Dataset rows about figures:
>> BEGIN

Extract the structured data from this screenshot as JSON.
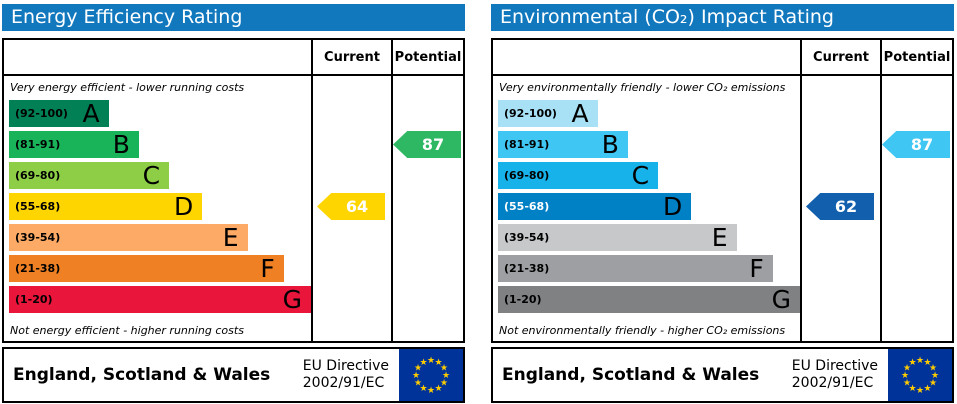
{
  "panels": [
    {
      "id": "energy-efficiency",
      "title": "Energy Efficiency Rating",
      "title_bg": "#1278be",
      "header": {
        "current": "Current",
        "potential": "Potential"
      },
      "top_note": "Very energy efficient - lower running costs",
      "bottom_note": "Not energy efficient - higher running costs",
      "bands": [
        {
          "range": "(92-100)",
          "letter": "A",
          "color": "#008054",
          "width_pct": 33,
          "range_color": "#000000",
          "letter_color": "#000000"
        },
        {
          "range": "(81-91)",
          "letter": "B",
          "color": "#19b459",
          "width_pct": 43,
          "range_color": "#000000",
          "letter_color": "#000000"
        },
        {
          "range": "(69-80)",
          "letter": "C",
          "color": "#8dce46",
          "width_pct": 53,
          "range_color": "#000000",
          "letter_color": "#000000"
        },
        {
          "range": "(55-68)",
          "letter": "D",
          "color": "#ffd500",
          "width_pct": 64,
          "range_color": "#000000",
          "letter_color": "#000000"
        },
        {
          "range": "(39-54)",
          "letter": "E",
          "color": "#fcaa65",
          "width_pct": 79,
          "range_color": "#000000",
          "letter_color": "#000000"
        },
        {
          "range": "(21-38)",
          "letter": "F",
          "color": "#ef8023",
          "width_pct": 91,
          "range_color": "#000000",
          "letter_color": "#000000"
        },
        {
          "range": "(1-20)",
          "letter": "G",
          "color": "#e9153b",
          "width_pct": 100,
          "range_color": "#000000",
          "letter_color": "#000000"
        }
      ],
      "current": {
        "value": "64",
        "band": "D",
        "band_index": 3,
        "color": "#ffd500",
        "text_color": "#ffffff"
      },
      "potential": {
        "value": "87",
        "band": "B",
        "band_index": 1,
        "color": "#2eb863",
        "text_color": "#ffffff"
      },
      "footer": {
        "region": "England, Scotland & Wales",
        "directive_line1": "EU Directive",
        "directive_line2": "2002/91/EC"
      }
    },
    {
      "id": "environmental-co2",
      "title": "Environmental (CO₂) Impact Rating",
      "title_bg": "#1278be",
      "header": {
        "current": "Current",
        "potential": "Potential"
      },
      "top_note": "Very environmentally friendly - lower CO₂ emissions",
      "bottom_note": "Not environmentally friendly - higher CO₂ emissions",
      "bands": [
        {
          "range": "(92-100)",
          "letter": "A",
          "color": "#a8e1f5",
          "width_pct": 33,
          "range_color": "#000000",
          "letter_color": "#000000"
        },
        {
          "range": "(81-91)",
          "letter": "B",
          "color": "#3fc6f2",
          "width_pct": 43,
          "range_color": "#000000",
          "letter_color": "#000000"
        },
        {
          "range": "(69-80)",
          "letter": "C",
          "color": "#17b2e9",
          "width_pct": 53,
          "range_color": "#000000",
          "letter_color": "#000000"
        },
        {
          "range": "(55-68)",
          "letter": "D",
          "color": "#0080c5",
          "width_pct": 64,
          "range_color": "#ffffff",
          "letter_color": "#000000"
        },
        {
          "range": "(39-54)",
          "letter": "E",
          "color": "#c7c8ca",
          "width_pct": 79,
          "range_color": "#000000",
          "letter_color": "#000000"
        },
        {
          "range": "(21-38)",
          "letter": "F",
          "color": "#9d9fa2",
          "width_pct": 91,
          "range_color": "#000000",
          "letter_color": "#000000"
        },
        {
          "range": "(1-20)",
          "letter": "G",
          "color": "#7f8183",
          "width_pct": 100,
          "range_color": "#000000",
          "letter_color": "#000000"
        }
      ],
      "current": {
        "value": "62",
        "band": "D",
        "band_index": 3,
        "color": "#115fad",
        "text_color": "#ffffff"
      },
      "potential": {
        "value": "87",
        "band": "B",
        "band_index": 1,
        "color": "#3fc6f2",
        "text_color": "#ffffff"
      },
      "footer": {
        "region": "England, Scotland & Wales",
        "directive_line1": "EU Directive",
        "directive_line2": "2002/91/EC"
      }
    }
  ],
  "eu_flag": {
    "background": "#003399",
    "star_color": "#ffcc00",
    "star_glyph": "★"
  },
  "chart_data": [
    {
      "type": "bar",
      "title": "Energy Efficiency Rating",
      "categories": [
        "A (92-100)",
        "B (81-91)",
        "C (69-80)",
        "D (55-68)",
        "E (39-54)",
        "F (21-38)",
        "G (1-20)"
      ],
      "series": [
        {
          "name": "Current",
          "value": 64,
          "band": "D"
        },
        {
          "name": "Potential",
          "value": 87,
          "band": "B"
        }
      ],
      "scale": [
        1,
        100
      ],
      "annotations": [
        "Very energy efficient - lower running costs",
        "Not energy efficient - higher running costs"
      ],
      "footer": "England, Scotland & Wales | EU Directive 2002/91/EC"
    },
    {
      "type": "bar",
      "title": "Environmental (CO₂) Impact Rating",
      "categories": [
        "A (92-100)",
        "B (81-91)",
        "C (69-80)",
        "D (55-68)",
        "E (39-54)",
        "F (21-38)",
        "G (1-20)"
      ],
      "series": [
        {
          "name": "Current",
          "value": 62,
          "band": "D"
        },
        {
          "name": "Potential",
          "value": 87,
          "band": "B"
        }
      ],
      "scale": [
        1,
        100
      ],
      "annotations": [
        "Very environmentally friendly - lower CO₂ emissions",
        "Not environmentally friendly - higher CO₂ emissions"
      ],
      "footer": "England, Scotland & Wales | EU Directive 2002/91/EC"
    }
  ]
}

>> END

Copy out all of the material exactly as written, without its pictures.

Exercise answer —
Extract the structured data from this screenshot as JSON.
{
  "panels": [
    {
      "id": "energy-efficiency",
      "title": "Energy Efficiency Rating",
      "title_bg": "#1278be",
      "header": {
        "current": "Current",
        "potential": "Potential"
      },
      "top_note": "Very energy efficient - lower running costs",
      "bottom_note": "Not energy efficient - higher running costs",
      "bands": [
        {
          "range": "(92-100)",
          "letter": "A",
          "color": "#008054",
          "width_pct": 33,
          "range_color": "#000000",
          "letter_color": "#000000"
        },
        {
          "range": "(81-91)",
          "letter": "B",
          "color": "#19b459",
          "width_pct": 43,
          "range_color": "#000000",
          "letter_color": "#000000"
        },
        {
          "range": "(69-80)",
          "letter": "C",
          "color": "#8dce46",
          "width_pct": 53,
          "range_color": "#000000",
          "letter_color": "#000000"
        },
        {
          "range": "(55-68)",
          "letter": "D",
          "color": "#ffd500",
          "width_pct": 64,
          "range_color": "#000000",
          "letter_color": "#000000"
        },
        {
          "range": "(39-54)",
          "letter": "E",
          "color": "#fcaa65",
          "width_pct": 79,
          "range_color": "#000000",
          "letter_color": "#000000"
        },
        {
          "range": "(21-38)",
          "letter": "F",
          "color": "#ef8023",
          "width_pct": 91,
          "range_color": "#000000",
          "letter_color": "#000000"
        },
        {
          "range": "(1-20)",
          "letter": "G",
          "color": "#e9153b",
          "width_pct": 100,
          "range_color": "#000000",
          "letter_color": "#000000"
        }
      ],
      "current": {
        "value": "64",
        "band": "D",
        "band_index": 3,
        "color": "#ffd500",
        "text_color": "#ffffff"
      },
      "potential": {
        "value": "87",
        "band": "B",
        "band_index": 1,
        "color": "#2eb863",
        "text_color": "#ffffff"
      },
      "footer": {
        "region": "England, Scotland & Wales",
        "directive_line1": "EU Directive",
        "directive_line2": "2002/91/EC"
      }
    },
    {
      "id": "environmental-co2",
      "title": "Environmental (CO₂) Impact Rating",
      "title_bg": "#1278be",
      "header": {
        "current": "Current",
        "potential": "Potential"
      },
      "top_note": "Very environmentally friendly - lower CO₂ emissions",
      "bottom_note": "Not environmentally friendly - higher CO₂ emissions",
      "bands": [
        {
          "range": "(92-100)",
          "letter": "A",
          "color": "#a8e1f5",
          "width_pct": 33,
          "range_color": "#000000",
          "letter_color": "#000000"
        },
        {
          "range": "(81-91)",
          "letter": "B",
          "color": "#3fc6f2",
          "width_pct": 43,
          "range_color": "#000000",
          "letter_color": "#000000"
        },
        {
          "range": "(69-80)",
          "letter": "C",
          "color": "#17b2e9",
          "width_pct": 53,
          "range_color": "#000000",
          "letter_color": "#000000"
        },
        {
          "range": "(55-68)",
          "letter": "D",
          "color": "#0080c5",
          "width_pct": 64,
          "range_color": "#ffffff",
          "letter_color": "#000000"
        },
        {
          "range": "(39-54)",
          "letter": "E",
          "color": "#c7c8ca",
          "width_pct": 79,
          "range_color": "#000000",
          "letter_color": "#000000"
        },
        {
          "range": "(21-38)",
          "letter": "F",
          "color": "#9d9fa2",
          "width_pct": 91,
          "range_color": "#000000",
          "letter_color": "#000000"
        },
        {
          "range": "(1-20)",
          "letter": "G",
          "color": "#7f8183",
          "width_pct": 100,
          "range_color": "#000000",
          "letter_color": "#000000"
        }
      ],
      "current": {
        "value": "62",
        "band": "D",
        "band_index": 3,
        "color": "#115fad",
        "text_color": "#ffffff"
      },
      "potential": {
        "value": "87",
        "band": "B",
        "band_index": 1,
        "color": "#3fc6f2",
        "text_color": "#ffffff"
      },
      "footer": {
        "region": "England, Scotland & Wales",
        "directive_line1": "EU Directive",
        "directive_line2": "2002/91/EC"
      }
    }
  ],
  "eu_flag": {
    "background": "#003399",
    "star_color": "#ffcc00",
    "star_glyph": "★"
  },
  "chart_data": [
    {
      "type": "bar",
      "title": "Energy Efficiency Rating",
      "categories": [
        "A (92-100)",
        "B (81-91)",
        "C (69-80)",
        "D (55-68)",
        "E (39-54)",
        "F (21-38)",
        "G (1-20)"
      ],
      "series": [
        {
          "name": "Current",
          "value": 64,
          "band": "D"
        },
        {
          "name": "Potential",
          "value": 87,
          "band": "B"
        }
      ],
      "scale": [
        1,
        100
      ],
      "annotations": [
        "Very energy efficient - lower running costs",
        "Not energy efficient - higher running costs"
      ],
      "footer": "England, Scotland & Wales | EU Directive 2002/91/EC"
    },
    {
      "type": "bar",
      "title": "Environmental (CO₂) Impact Rating",
      "categories": [
        "A (92-100)",
        "B (81-91)",
        "C (69-80)",
        "D (55-68)",
        "E (39-54)",
        "F (21-38)",
        "G (1-20)"
      ],
      "series": [
        {
          "name": "Current",
          "value": 62,
          "band": "D"
        },
        {
          "name": "Potential",
          "value": 87,
          "band": "B"
        }
      ],
      "scale": [
        1,
        100
      ],
      "annotations": [
        "Very environmentally friendly - lower CO₂ emissions",
        "Not environmentally friendly - higher CO₂ emissions"
      ],
      "footer": "England, Scotland & Wales | EU Directive 2002/91/EC"
    }
  ]
}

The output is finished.